## Aim:
Copy every record exactly, and keep the pictures out.

========================

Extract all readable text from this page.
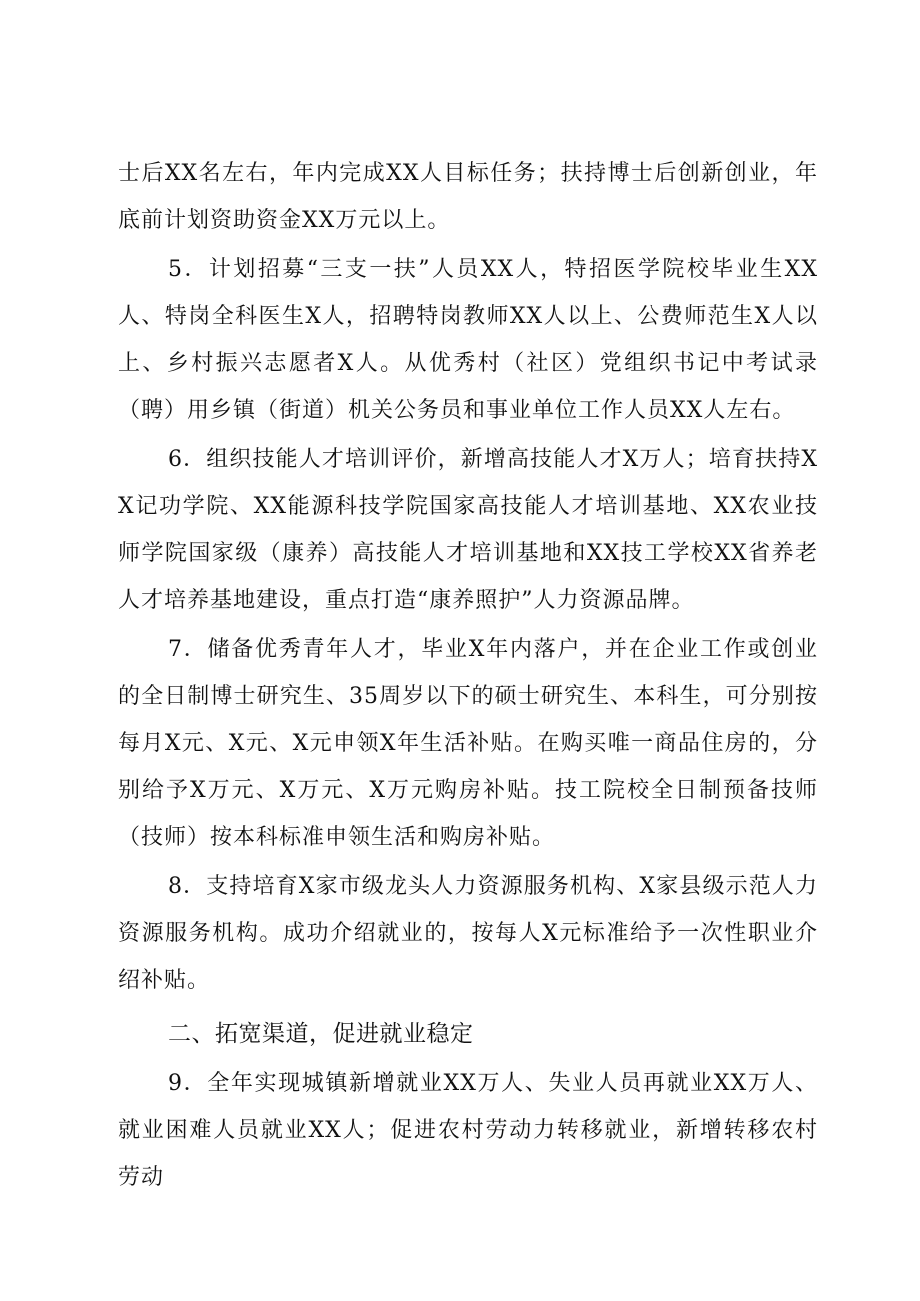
士后XX名左右，年内完成XX人目标任务；扶持博士后创新创业，年底前计划资助资金XX万元以上。

5．计划招募“三支一扶”人员XX人，特招医学院校毕业生XX人、特岗全科医生X人，招聘特岗教师XX人以上、公费师范生X人以上、乡村振兴志愿者X人。从优秀村（社区）党组织书记中考试录（聘）用乡镇（街道）机关公务员和事业单位工作人员XX人左右。

6．组织技能人才培训评价，新增高技能人才X万人；培育扶持XX记功学院、XX能源科技学院国家高技能人才培训基地、XX农业技师学院国家级（康养）高技能人才培训基地和XX技工学校XX省养老人才培养基地建设，重点打造“康养照护”人力资源品牌。

7．储备优秀青年人才，毕业X年内落户，并在企业工作或创业的全日制博士研究生、35周岁以下的硕士研究生、本科生，可分别按每月X元、X元、X元申领X年生活补贴。在购买唯一商品住房的，分别给予X万元、X万元、X万元购房补贴。技工院校全日制预备技师（技师）按本科标准申领生活和购房补贴。

8．支持培育X家市级龙头人力资源服务机构、X家县级示范人力资源服务机构。成功介绍就业的，按每人X元标准给予一次性职业介绍补贴。

二、拓宽渠道，促进就业稳定

9．全年实现城镇新增就业XX万人、失业人员再就业XX万人、就业困难人员就业XX人；促进农村劳动力转移就业，新增转移农村劳动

========================

## Full solution:
Extract all readable text from this page.
士后XX名左右，年内完成XX人目标任务；扶持博士后创新创业，年底前计划资助资金XX万元以上。

5．计划招募“三支一扶”人员XX人，特招医学院校毕业生XX人、特岗全科医生X人，招聘特岗教师XX人以上、公费师范生X人以上、乡村振兴志愿者X人。从优秀村（社区）党组织书记中考试录（聘）用乡镇（街道）机关公务员和事业单位工作人员XX人左右。

6．组织技能人才培训评价，新增高技能人才X万人；培育扶持XX记功学院、XX能源科技学院国家高技能人才培训基地、XX农业技师学院国家级（康养）高技能人才培训基地和XX技工学校XX省养老人才培养基地建设，重点打造“康养照护”人力资源品牌。

7．储备优秀青年人才，毕业X年内落户，并在企业工作或创业的全日制博士研究生、35周岁以下的硕士研究生、本科生，可分别按每月X元、X元、X元申领X年生活补贴。在购买唯一商品住房的，分别给予X万元、X万元、X万元购房补贴。技工院校全日制预备技师（技师）按本科标准申领生活和购房补贴。

8．支持培育X家市级龙头人力资源服务机构、X家县级示范人力资源服务机构。成功介绍就业的，按每人X元标准给予一次性职业介绍补贴。

二、拓宽渠道，促进就业稳定

9．全年实现城镇新增就业XX万人、失业人员再就业XX万人、就业困难人员就业XX人；促进农村劳动力转移就业，新增转移农村劳动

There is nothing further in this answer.